* Objective:
Rewrite the stretch from the line containing "UI element localization: list" through the line containing "effects-checkbox[interactable] [745, 346, 769, 370]", replacing every "option-label" with "choice-label" and leaving everything else unchanged.
★ ★ ★ ★ ★ ★ ★
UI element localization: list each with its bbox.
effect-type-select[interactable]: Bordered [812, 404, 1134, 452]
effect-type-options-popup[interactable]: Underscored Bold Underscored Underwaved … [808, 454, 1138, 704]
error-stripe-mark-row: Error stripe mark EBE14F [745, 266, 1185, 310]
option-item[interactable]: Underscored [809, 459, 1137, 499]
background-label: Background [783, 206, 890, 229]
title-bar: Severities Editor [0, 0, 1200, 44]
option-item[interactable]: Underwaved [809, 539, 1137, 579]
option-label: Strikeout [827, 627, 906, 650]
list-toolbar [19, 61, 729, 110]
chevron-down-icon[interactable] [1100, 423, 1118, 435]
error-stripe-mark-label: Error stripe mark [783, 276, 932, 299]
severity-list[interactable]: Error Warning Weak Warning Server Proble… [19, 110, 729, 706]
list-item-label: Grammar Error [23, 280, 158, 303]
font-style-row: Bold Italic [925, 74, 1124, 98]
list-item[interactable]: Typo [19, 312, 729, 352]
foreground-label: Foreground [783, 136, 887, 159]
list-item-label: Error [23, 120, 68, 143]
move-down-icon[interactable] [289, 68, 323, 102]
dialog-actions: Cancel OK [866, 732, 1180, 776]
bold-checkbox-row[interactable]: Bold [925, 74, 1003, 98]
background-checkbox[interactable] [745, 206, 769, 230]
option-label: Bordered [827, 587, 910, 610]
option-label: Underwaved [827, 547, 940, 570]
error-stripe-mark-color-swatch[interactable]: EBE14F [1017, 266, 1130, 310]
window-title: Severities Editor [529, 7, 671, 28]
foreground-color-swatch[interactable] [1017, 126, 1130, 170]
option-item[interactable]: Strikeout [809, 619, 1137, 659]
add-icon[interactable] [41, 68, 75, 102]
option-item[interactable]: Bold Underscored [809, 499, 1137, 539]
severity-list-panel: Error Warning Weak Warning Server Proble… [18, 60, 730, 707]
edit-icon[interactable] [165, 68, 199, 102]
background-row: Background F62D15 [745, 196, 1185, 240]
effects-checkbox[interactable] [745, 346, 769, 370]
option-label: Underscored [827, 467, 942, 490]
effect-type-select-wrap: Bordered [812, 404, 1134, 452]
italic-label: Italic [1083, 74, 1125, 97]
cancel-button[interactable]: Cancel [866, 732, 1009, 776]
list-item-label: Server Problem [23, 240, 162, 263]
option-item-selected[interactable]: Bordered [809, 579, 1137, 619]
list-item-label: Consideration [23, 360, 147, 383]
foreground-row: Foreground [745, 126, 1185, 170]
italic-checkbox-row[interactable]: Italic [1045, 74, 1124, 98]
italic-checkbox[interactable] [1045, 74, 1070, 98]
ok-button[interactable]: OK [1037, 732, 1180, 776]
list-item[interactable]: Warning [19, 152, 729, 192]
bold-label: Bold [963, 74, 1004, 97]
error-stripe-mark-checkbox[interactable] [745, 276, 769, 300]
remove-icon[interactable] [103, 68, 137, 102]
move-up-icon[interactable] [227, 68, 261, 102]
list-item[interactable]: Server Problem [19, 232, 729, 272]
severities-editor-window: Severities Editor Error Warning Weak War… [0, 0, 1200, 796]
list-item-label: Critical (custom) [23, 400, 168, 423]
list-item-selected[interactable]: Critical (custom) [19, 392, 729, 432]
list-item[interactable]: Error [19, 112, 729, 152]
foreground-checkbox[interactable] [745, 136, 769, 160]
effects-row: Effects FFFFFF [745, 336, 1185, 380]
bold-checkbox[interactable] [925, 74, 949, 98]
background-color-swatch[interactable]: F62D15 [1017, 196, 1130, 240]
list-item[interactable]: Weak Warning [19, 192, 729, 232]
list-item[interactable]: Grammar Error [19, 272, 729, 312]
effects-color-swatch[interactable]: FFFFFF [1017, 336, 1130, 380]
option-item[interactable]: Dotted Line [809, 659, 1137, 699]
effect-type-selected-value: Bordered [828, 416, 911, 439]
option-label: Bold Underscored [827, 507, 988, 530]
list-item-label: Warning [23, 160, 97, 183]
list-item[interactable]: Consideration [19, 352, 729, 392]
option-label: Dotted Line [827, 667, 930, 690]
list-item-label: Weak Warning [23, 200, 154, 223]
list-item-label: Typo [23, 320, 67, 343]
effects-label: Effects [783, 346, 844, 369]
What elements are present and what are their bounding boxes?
★ ★ ★ ★ ★ ★ ★
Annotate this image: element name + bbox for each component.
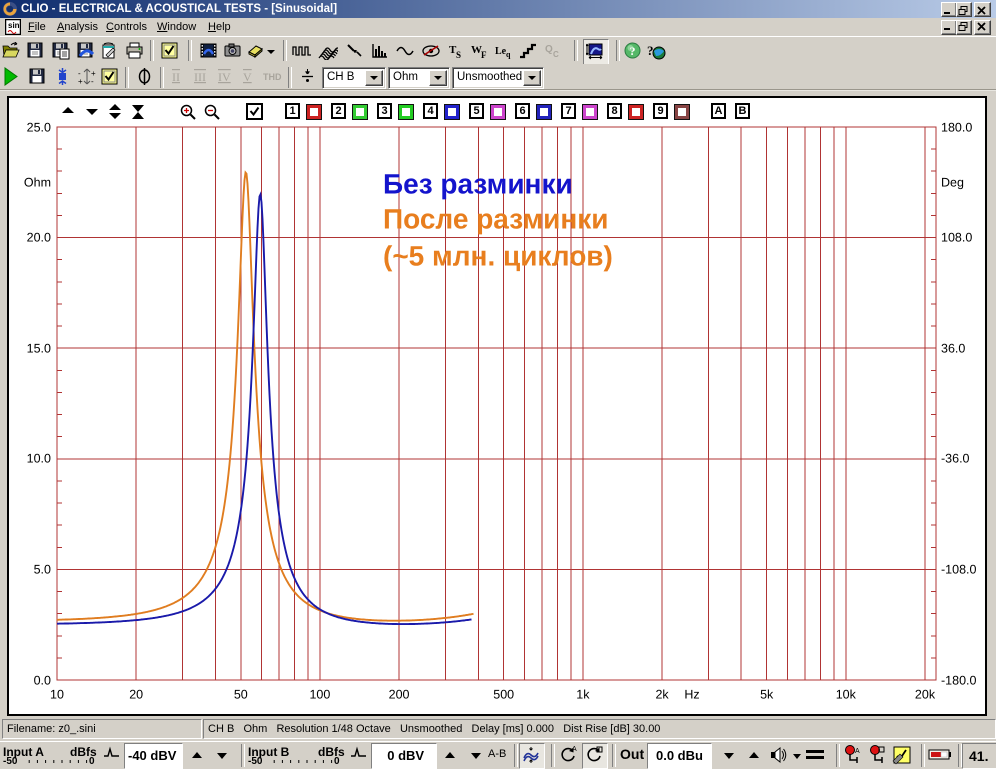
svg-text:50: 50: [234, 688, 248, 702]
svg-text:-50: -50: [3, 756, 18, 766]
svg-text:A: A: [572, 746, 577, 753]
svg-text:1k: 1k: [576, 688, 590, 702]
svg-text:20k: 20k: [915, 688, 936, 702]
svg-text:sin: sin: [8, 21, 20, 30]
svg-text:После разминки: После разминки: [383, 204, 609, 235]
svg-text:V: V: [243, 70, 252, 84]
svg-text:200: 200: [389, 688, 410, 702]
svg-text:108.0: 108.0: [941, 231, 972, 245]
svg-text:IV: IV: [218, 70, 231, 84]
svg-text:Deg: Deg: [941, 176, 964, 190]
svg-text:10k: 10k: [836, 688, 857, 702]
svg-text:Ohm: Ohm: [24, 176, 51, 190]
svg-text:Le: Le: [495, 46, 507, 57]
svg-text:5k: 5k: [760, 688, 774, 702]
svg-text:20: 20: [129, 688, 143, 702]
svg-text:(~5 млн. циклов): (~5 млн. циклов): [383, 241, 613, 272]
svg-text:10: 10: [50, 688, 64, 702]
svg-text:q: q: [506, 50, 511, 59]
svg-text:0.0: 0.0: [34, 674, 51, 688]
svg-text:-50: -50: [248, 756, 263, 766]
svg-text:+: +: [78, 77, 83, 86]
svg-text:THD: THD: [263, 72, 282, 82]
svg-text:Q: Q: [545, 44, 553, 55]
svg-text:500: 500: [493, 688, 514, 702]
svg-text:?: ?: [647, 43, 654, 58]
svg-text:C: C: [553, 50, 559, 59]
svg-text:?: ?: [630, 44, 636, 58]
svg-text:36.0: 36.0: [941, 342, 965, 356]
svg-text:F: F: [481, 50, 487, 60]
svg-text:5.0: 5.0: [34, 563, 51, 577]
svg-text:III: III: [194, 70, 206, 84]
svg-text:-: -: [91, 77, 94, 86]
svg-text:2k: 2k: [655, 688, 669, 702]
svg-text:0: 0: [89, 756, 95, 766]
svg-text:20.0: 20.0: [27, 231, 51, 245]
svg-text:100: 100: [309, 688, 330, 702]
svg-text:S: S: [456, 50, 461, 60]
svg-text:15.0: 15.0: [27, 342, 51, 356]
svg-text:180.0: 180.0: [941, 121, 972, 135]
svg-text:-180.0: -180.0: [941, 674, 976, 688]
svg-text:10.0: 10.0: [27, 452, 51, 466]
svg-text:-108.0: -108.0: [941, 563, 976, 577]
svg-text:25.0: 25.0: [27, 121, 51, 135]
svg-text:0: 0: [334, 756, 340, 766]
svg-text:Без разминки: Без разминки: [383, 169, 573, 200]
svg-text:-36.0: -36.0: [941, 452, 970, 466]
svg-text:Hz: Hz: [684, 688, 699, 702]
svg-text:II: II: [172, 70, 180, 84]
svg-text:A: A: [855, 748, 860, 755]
★ ★ ★ ★ ★ ★ ★
* Completed task:
UI element localization: list each with its bbox.
effect-type-select[interactable]: Bordered [812, 404, 1134, 452]
effect-type-options-popup[interactable]: Underscored Bold Underscored Underwaved … [808, 454, 1138, 704]
error-stripe-mark-row: Error stripe mark EBE14F [745, 266, 1185, 310]
option-item[interactable]: Underscored [809, 459, 1137, 499]
background-label: Background [783, 206, 890, 229]
title-bar: Severities Editor [0, 0, 1200, 44]
option-item[interactable]: Underwaved [809, 539, 1137, 579]
choice-label: Strikeout [827, 627, 906, 650]
list-toolbar [19, 61, 729, 110]
chevron-down-icon[interactable] [1100, 423, 1118, 435]
error-stripe-mark-label: Error stripe mark [783, 276, 932, 299]
severity-list[interactable]: Error Warning Weak Warning Server Proble… [19, 110, 729, 706]
list-item-label: Grammar Error [23, 280, 158, 303]
font-style-row: Bold Italic [925, 74, 1124, 98]
list-item[interactable]: Typo [19, 312, 729, 352]
foreground-label: Foreground [783, 136, 887, 159]
list-item-label: Error [23, 120, 68, 143]
move-down-icon[interactable] [289, 68, 323, 102]
dialog-actions: Cancel OK [866, 732, 1180, 776]
bold-checkbox-row[interactable]: Bold [925, 74, 1003, 98]
background-checkbox[interactable] [745, 206, 769, 230]
choice-label: Bordered [827, 587, 910, 610]
choice-label: Underwaved [827, 547, 940, 570]
error-stripe-mark-color-swatch[interactable]: EBE14F [1017, 266, 1130, 310]
window-title: Severities Editor [529, 7, 671, 28]
foreground-color-swatch[interactable] [1017, 126, 1130, 170]
option-item[interactable]: Strikeout [809, 619, 1137, 659]
add-icon[interactable] [41, 68, 75, 102]
option-item[interactable]: Bold Underscored [809, 499, 1137, 539]
severity-list-panel: Error Warning Weak Warning Server Proble… [18, 60, 730, 707]
edit-icon[interactable] [165, 68, 199, 102]
background-row: Background F62D15 [745, 196, 1185, 240]
effects-checkbox[interactable] [745, 346, 769, 370]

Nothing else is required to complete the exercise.